#### GIVEN TASK:
Give an exact copy of every line, leaving images out.
┌──
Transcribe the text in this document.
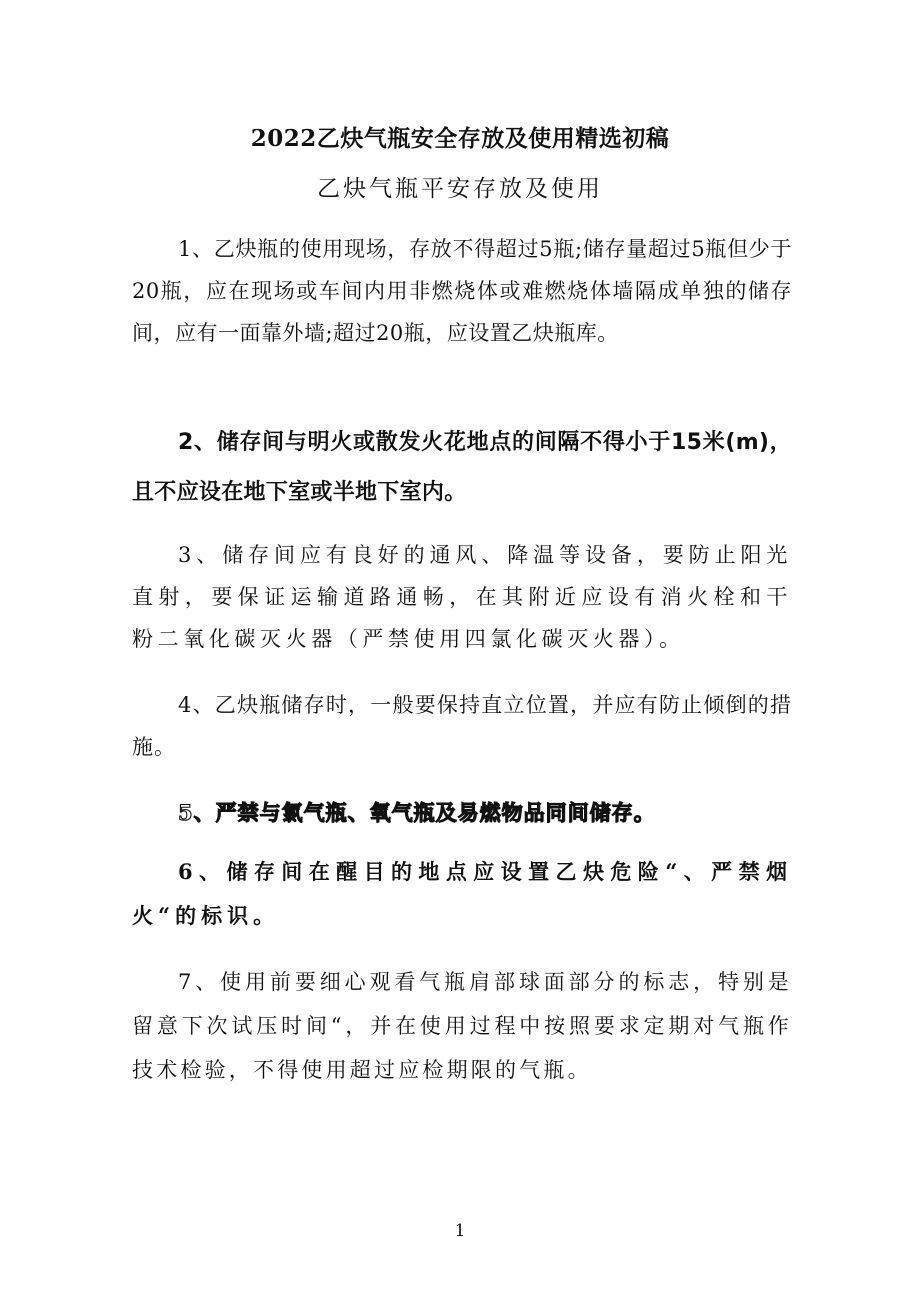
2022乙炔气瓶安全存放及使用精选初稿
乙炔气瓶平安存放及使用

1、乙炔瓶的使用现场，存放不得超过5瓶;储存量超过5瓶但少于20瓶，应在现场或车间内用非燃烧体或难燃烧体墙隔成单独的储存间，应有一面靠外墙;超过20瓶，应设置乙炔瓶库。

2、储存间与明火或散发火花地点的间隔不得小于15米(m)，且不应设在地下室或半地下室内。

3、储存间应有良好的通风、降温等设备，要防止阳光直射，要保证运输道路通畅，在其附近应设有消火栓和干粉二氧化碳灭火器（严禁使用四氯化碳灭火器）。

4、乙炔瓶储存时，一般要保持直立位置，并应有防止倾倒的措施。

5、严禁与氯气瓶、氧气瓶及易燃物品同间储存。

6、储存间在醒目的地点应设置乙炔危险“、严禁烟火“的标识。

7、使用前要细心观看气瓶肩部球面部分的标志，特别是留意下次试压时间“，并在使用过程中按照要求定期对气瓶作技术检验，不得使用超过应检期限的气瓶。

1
└──
#### RESPONSE:
Transcribe the text in this document.
2022乙炔气瓶安全存放及使用精选初稿
乙炔气瓶平安存放及使用

1、乙炔瓶的使用现场，存放不得超过5瓶;储存量超过5瓶但少于20瓶，应在现场或车间内用非燃烧体或难燃烧体墙隔成单独的储存间，应有一面靠外墙;超过20瓶，应设置乙炔瓶库。

2、储存间与明火或散发火花地点的间隔不得小于15米(m)，且不应设在地下室或半地下室内。

3、储存间应有良好的通风、降温等设备，要防止阳光直射，要保证运输道路通畅，在其附近应设有消火栓和干粉二氧化碳灭火器（严禁使用四氯化碳灭火器）。

4、乙炔瓶储存时，一般要保持直立位置，并应有防止倾倒的措施。

5、严禁与氯气瓶、氧气瓶及易燃物品同间储存。

6、储存间在醒目的地点应设置乙炔危险“、严禁烟火“的标识。

7、使用前要细心观看气瓶肩部球面部分的标志，特别是留意下次试压时间“，并在使用过程中按照要求定期对气瓶作技术检验，不得使用超过应检期限的气瓶。

1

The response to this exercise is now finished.